===== Data for the task
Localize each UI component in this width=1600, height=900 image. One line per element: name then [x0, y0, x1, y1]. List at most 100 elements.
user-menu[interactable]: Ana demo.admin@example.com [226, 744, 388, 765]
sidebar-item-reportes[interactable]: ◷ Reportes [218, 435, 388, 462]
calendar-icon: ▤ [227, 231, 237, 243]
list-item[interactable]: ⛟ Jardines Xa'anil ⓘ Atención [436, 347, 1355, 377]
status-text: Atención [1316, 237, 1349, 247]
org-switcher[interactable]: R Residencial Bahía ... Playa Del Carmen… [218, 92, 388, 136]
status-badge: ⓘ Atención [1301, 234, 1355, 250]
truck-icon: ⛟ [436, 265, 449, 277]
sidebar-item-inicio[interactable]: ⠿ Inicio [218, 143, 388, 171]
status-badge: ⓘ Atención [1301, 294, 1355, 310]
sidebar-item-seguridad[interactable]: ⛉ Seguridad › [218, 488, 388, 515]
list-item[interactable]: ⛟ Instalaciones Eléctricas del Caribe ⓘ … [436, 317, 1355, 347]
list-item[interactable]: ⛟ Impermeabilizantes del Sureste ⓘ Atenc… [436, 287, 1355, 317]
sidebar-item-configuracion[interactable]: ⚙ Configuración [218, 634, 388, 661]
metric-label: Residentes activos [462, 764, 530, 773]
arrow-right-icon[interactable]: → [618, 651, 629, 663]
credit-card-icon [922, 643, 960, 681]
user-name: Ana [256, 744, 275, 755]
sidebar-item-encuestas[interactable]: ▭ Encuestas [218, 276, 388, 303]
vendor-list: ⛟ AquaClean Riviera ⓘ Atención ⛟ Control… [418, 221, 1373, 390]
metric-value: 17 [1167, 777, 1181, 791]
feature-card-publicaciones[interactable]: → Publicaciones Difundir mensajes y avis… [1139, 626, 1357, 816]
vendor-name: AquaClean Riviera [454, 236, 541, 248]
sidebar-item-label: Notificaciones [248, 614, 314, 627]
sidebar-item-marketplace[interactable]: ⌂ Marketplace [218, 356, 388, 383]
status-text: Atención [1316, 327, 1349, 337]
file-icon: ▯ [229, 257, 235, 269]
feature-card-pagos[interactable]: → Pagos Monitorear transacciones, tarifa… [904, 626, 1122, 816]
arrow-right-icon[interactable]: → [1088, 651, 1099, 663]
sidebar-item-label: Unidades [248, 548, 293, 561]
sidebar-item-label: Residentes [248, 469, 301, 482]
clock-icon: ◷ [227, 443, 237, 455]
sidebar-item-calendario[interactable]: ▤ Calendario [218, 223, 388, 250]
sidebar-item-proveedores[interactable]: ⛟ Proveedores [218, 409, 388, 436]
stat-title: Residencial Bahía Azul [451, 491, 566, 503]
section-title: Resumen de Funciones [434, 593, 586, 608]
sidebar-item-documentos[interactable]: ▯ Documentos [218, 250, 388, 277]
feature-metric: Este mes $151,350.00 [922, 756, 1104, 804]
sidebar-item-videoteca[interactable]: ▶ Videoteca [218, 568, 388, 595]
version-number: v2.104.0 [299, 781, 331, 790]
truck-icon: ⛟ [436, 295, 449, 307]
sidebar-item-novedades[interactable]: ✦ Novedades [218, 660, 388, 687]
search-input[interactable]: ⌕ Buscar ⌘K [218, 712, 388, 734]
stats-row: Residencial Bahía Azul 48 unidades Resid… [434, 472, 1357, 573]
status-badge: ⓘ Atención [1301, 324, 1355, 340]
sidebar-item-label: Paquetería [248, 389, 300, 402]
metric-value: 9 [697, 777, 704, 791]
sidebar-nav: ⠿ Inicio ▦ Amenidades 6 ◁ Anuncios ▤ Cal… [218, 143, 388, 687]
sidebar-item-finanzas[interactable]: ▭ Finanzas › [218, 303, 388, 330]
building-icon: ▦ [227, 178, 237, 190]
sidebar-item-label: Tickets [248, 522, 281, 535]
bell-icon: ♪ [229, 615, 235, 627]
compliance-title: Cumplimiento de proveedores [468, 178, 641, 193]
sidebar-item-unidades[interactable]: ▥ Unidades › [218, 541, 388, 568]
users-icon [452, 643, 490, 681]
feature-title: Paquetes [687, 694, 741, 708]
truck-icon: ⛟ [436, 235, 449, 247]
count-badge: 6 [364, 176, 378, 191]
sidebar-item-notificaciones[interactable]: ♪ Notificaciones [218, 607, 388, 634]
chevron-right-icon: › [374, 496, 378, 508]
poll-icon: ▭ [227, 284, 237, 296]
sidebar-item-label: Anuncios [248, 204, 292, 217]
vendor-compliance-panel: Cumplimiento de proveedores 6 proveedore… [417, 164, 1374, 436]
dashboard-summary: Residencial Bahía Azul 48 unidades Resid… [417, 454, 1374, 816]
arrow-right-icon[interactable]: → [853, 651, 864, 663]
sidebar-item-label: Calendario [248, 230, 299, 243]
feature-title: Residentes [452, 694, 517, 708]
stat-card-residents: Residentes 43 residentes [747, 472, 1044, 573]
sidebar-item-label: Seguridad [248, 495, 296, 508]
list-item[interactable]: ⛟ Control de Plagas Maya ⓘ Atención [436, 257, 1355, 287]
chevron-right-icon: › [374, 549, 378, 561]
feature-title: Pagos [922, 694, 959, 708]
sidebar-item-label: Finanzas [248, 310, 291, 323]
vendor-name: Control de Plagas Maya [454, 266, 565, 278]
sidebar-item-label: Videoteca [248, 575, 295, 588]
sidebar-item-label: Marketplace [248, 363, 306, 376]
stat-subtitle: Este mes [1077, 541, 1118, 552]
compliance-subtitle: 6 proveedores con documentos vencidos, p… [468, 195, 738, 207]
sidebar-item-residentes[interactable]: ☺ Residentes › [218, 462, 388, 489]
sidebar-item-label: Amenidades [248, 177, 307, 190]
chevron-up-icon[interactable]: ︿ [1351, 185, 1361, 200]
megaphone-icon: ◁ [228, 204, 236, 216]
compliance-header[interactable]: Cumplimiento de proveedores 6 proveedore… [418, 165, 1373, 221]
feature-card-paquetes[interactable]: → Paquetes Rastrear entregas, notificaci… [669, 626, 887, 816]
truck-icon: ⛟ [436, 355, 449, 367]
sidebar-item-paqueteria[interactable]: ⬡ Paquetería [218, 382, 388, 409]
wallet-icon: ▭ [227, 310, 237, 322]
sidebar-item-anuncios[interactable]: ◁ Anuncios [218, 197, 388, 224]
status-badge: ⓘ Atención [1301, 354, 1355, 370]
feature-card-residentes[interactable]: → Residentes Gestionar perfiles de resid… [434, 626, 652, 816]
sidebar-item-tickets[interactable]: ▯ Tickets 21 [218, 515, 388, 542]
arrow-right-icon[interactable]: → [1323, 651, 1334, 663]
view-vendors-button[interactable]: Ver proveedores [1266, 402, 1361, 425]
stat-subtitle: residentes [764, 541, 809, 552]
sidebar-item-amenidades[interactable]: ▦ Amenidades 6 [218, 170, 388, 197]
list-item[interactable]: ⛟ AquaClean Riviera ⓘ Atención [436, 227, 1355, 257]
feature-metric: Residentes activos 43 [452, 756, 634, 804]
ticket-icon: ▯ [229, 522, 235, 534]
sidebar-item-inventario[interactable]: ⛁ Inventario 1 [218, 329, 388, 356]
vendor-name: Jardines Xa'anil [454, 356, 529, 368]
==========
Problem to solve
Copy the listing above word for word, every line.

Output
Localize each UI component in this width=1600, height=900 image. One line per element: name then [x0, y0, x1, y1]. List at most 100 elements.
user-menu[interactable]: Ana demo.admin@example.com [226, 744, 388, 765]
sidebar-item-reportes[interactable]: ◷ Reportes [218, 435, 388, 462]
calendar-icon: ▤ [227, 231, 237, 243]
list-item[interactable]: ⛟ Jardines Xa'anil ⓘ Atención [436, 347, 1355, 377]
status-text: Atención [1316, 237, 1349, 247]
org-switcher[interactable]: R Residencial Bahía ... Playa Del Carmen… [218, 92, 388, 136]
status-badge: ⓘ Atención [1301, 234, 1355, 250]
truck-icon: ⛟ [436, 265, 449, 277]
sidebar-item-inicio[interactable]: ⠿ Inicio [218, 143, 388, 171]
status-badge: ⓘ Atención [1301, 294, 1355, 310]
sidebar-item-seguridad[interactable]: ⛉ Seguridad › [218, 488, 388, 515]
list-item[interactable]: ⛟ Instalaciones Eléctricas del Caribe ⓘ … [436, 317, 1355, 347]
list-item[interactable]: ⛟ Impermeabilizantes del Sureste ⓘ Atenc… [436, 287, 1355, 317]
sidebar-item-configuracion[interactable]: ⚙ Configuración [218, 634, 388, 661]
metric-label: Residentes activos [462, 764, 530, 773]
arrow-right-icon[interactable]: → [618, 651, 629, 663]
credit-card-icon [922, 643, 960, 681]
user-name: Ana [256, 744, 275, 755]
sidebar-item-encuestas[interactable]: ▭ Encuestas [218, 276, 388, 303]
vendor-list: ⛟ AquaClean Riviera ⓘ Atención ⛟ Control… [418, 221, 1373, 390]
metric-value: 17 [1167, 777, 1181, 791]
feature-card-publicaciones[interactable]: → Publicaciones Difundir mensajes y avis… [1139, 626, 1357, 816]
vendor-name: AquaClean Riviera [454, 236, 541, 248]
sidebar-item-label: Notificaciones [248, 614, 314, 627]
sidebar-item-marketplace[interactable]: ⌂ Marketplace [218, 356, 388, 383]
status-text: Atención [1316, 327, 1349, 337]
file-icon: ▯ [229, 257, 235, 269]
feature-card-pagos[interactable]: → Pagos Monitorear transacciones, tarifa… [904, 626, 1122, 816]
arrow-right-icon[interactable]: → [1088, 651, 1099, 663]
sidebar-item-label: Unidades [248, 548, 293, 561]
sidebar-item-label: Residentes [248, 469, 301, 482]
clock-icon: ◷ [227, 443, 237, 455]
sidebar-item-calendario[interactable]: ▤ Calendario [218, 223, 388, 250]
sidebar-item-proveedores[interactable]: ⛟ Proveedores [218, 409, 388, 436]
stat-title: Residencial Bahía Azul [451, 491, 566, 503]
section-title: Resumen de Funciones [434, 593, 586, 608]
sidebar-item-documentos[interactable]: ▯ Documentos [218, 250, 388, 277]
feature-metric: Este mes $151,350.00 [922, 756, 1104, 804]
sidebar-item-videoteca[interactable]: ▶ Videoteca [218, 568, 388, 595]
version-number: v2.104.0 [299, 781, 331, 790]
truck-icon: ⛟ [436, 295, 449, 307]
sidebar-item-novedades[interactable]: ✦ Novedades [218, 660, 388, 687]
search-input[interactable]: ⌕ Buscar ⌘K [218, 712, 388, 734]
stats-row: Residencial Bahía Azul 48 unidades Resid… [434, 472, 1357, 573]
status-badge: ⓘ Atención [1301, 324, 1355, 340]
sidebar-item-label: Paquetería [248, 389, 300, 402]
metric-value: 9 [697, 777, 704, 791]
sidebar-nav: ⠿ Inicio ▦ Amenidades 6 ◁ Anuncios ▤ Cal… [218, 143, 388, 687]
sidebar-item-finanzas[interactable]: ▭ Finanzas › [218, 303, 388, 330]
building-icon: ▦ [227, 178, 237, 190]
sidebar-item-label: Tickets [248, 522, 281, 535]
bell-icon: ♪ [229, 615, 235, 627]
compliance-title: Cumplimiento de proveedores [468, 178, 641, 193]
sidebar-item-unidades[interactable]: ▥ Unidades › [218, 541, 388, 568]
users-icon [452, 643, 490, 681]
feature-title: Paquetes [687, 694, 741, 708]
truck-icon: ⛟ [436, 235, 449, 247]
count-badge: 6 [364, 176, 378, 191]
sidebar-item-notificaciones[interactable]: ♪ Notificaciones [218, 607, 388, 634]
chevron-right-icon: › [374, 496, 378, 508]
poll-icon: ▭ [227, 284, 237, 296]
sidebar-item-label: Anuncios [248, 204, 292, 217]
vendor-compliance-panel: Cumplimiento de proveedores 6 proveedore… [417, 164, 1374, 436]
dashboard-summary: Residencial Bahía Azul 48 unidades Resid… [417, 454, 1374, 816]
arrow-right-icon[interactable]: → [853, 651, 864, 663]
sidebar-item-label: Calendario [248, 230, 299, 243]
feature-title: Residentes [452, 694, 517, 708]
stat-card-residents: Residentes 43 residentes [747, 472, 1044, 573]
sidebar-item-label: Seguridad [248, 495, 296, 508]
list-item[interactable]: ⛟ Control de Plagas Maya ⓘ Atención [436, 257, 1355, 287]
chevron-right-icon: › [374, 549, 378, 561]
feature-title: Pagos [922, 694, 959, 708]
sidebar-item-label: Finanzas [248, 310, 291, 323]
vendor-name: Control de Plagas Maya [454, 266, 565, 278]
sidebar-item-label: Videoteca [248, 575, 295, 588]
sidebar-item-label: Marketplace [248, 363, 306, 376]
stat-subtitle: Este mes [1077, 541, 1118, 552]
compliance-subtitle: 6 proveedores con documentos vencidos, p… [468, 195, 738, 207]
sidebar-item-residentes[interactable]: ☺ Residentes › [218, 462, 388, 489]
sidebar-item-label: Amenidades [248, 177, 307, 190]
chevron-up-icon[interactable]: ︿ [1351, 185, 1361, 200]
megaphone-icon: ◁ [228, 204, 236, 216]
compliance-header[interactable]: Cumplimiento de proveedores 6 proveedore… [418, 165, 1373, 221]
feature-card-paquetes[interactable]: → Paquetes Rastrear entregas, notificaci… [669, 626, 887, 816]
truck-icon: ⛟ [436, 355, 449, 367]
sidebar-item-paqueteria[interactable]: ⬡ Paquetería [218, 382, 388, 409]
wallet-icon: ▭ [227, 310, 237, 322]
sidebar-item-anuncios[interactable]: ◁ Anuncios [218, 197, 388, 224]
status-badge: ⓘ Atención [1301, 354, 1355, 370]
feature-card-residentes[interactable]: → Residentes Gestionar perfiles de resid… [434, 626, 652, 816]
sidebar-item-tickets[interactable]: ▯ Tickets 21 [218, 515, 388, 542]
arrow-right-icon[interactable]: → [1323, 651, 1334, 663]
view-vendors-button[interactable]: Ver proveedores [1266, 402, 1361, 425]
stat-subtitle: residentes [764, 541, 809, 552]
sidebar-item-amenidades[interactable]: ▦ Amenidades 6 [218, 170, 388, 197]
list-item[interactable]: ⛟ AquaClean Riviera ⓘ Atención [436, 227, 1355, 257]
feature-metric: Residentes activos 43 [452, 756, 634, 804]
ticket-icon: ▯ [229, 522, 235, 534]
sidebar-item-inventario[interactable]: ⛁ Inventario 1 [218, 329, 388, 356]
vendor-name: Jardines Xa'anil [454, 356, 529, 368]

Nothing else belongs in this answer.